Select, from the data, each line where "cdot" occurs.

___

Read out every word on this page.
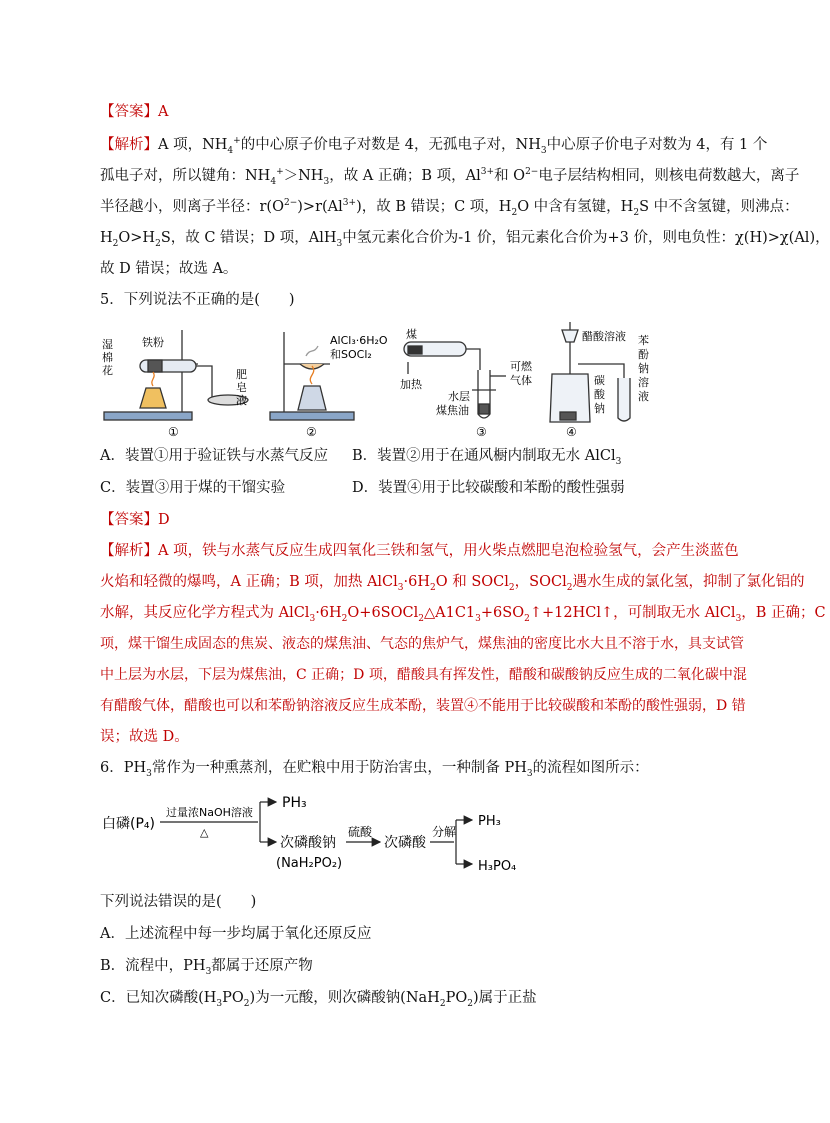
【答案】A
【解析】A 项，$NH_4^+$的中心原子价电子对数是 4，无孤电子对，$NH_3$中心原子价电子对数为 4，有 1 个
孤电子对，所以键角：$NH_4^+>NH_3$，故 A 正确；B 项，$Al^{3+}$和 $O^{2-}$电子层结构相同，则核电荷数越大，离子
半径越小，则离子半径：$r(O^{2-})>r(Al^{3+})$，故 B 错误；C 项，$H_2O$ 中含有氢键，$H_2S$ 中不含氢键，则沸点：
$H_2O>H_2S$，故 C 错误；D 项，AlH$_3$中氢元素化合价为-1 价，铝元素化合价为+3 价，则电负性：χ(H)>χ(Al)，
故 D 错误；故选 A。
5．下列说法不正确的是(　　)
湿
棉
花
铁粉
肥
皂
液
①
AlCl₃·6H₂O
和SOCl₂
②
煤
加热
可燃
气体
水层
煤焦油
③
醋酸溶液
碳
酸
钠
苯
酚
钠
溶
液
④
A．装置①用于验证铁与水蒸气反应 B．装置②用于在通风橱内制取无水 AlCl$_3$
C．装置③用于煤的干馏实验	D．装置④用于比较碳酸和苯酚的酸性强弱
【答案】D
【解析】A 项，铁与水蒸气反应生成四氧化三铁和氢气，用火柴点燃肥皂泡检验氢气，会产生淡蓝色
火焰和轻微的爆鸣，A 正确；B 项，加热 $AlCl_3\cdot 6H_2O$ 和 SOCl$_2$，SOCl$_2$遇水生成的氯化氢，抑制了氯化铝的
水解，其反应化学方程式为 $AlCl_3\cdot 6H_2O+6SOCl_2\triangle A1C1_3+6SO_2↑+12HCl↑$，可制取无水 AlCl$_3$，B 正确；C
项，煤干馏生成固态的焦炭、液态的煤焦油、气态的焦炉气，煤焦油的密度比水大且不溶于水，具支试管
中上层为水层，下层为煤焦油，C 正确；D 项，醋酸具有挥发性，醋酸和碳酸钠反应生成的二氧化碳中混
有醋酸气体，醋酸也可以和苯酚钠溶液反应生成苯酚，装置④不能用于比较碳酸和苯酚的酸性强弱，D 错
误；故选 D。
6．$PH_3$常作为一种熏蒸剂，在贮粮中用于防治害虫，一种制备 $PH_3$的流程如图所示：
白磷(P₄)
过量浓NaOH溶液
△
PH₃
次磷酸钠
(NaH₂PO₂)
硫酸
次磷酸
分解
PH₃
H₃PO₄
下列说法错误的是(　　)
A．上述流程中每一步均属于氧化还原反应
B．流程中，$PH_3$都属于还原产物
C．已知次磷酸$(H_3PO_2)$为一元酸，则次磷酸钠$(NaH_2PO_2)$属于正盐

___

CORRECT OUTPUT:
火焰和轻微的爆鸣，A 正确；B 项，加热 $AlCl_3\cdot 6H_2O$ 和 SOCl$_2$，SOCl$_2$遇水生成的氯化氢，抑制了氯化铝的
水解，其反应化学方程式为 $AlCl_3\cdot 6H_2O+6SOCl_2\triangle A1C1_3+6SO_2↑+12HCl↑$，可制取无水 AlCl$_3$，B 正确；C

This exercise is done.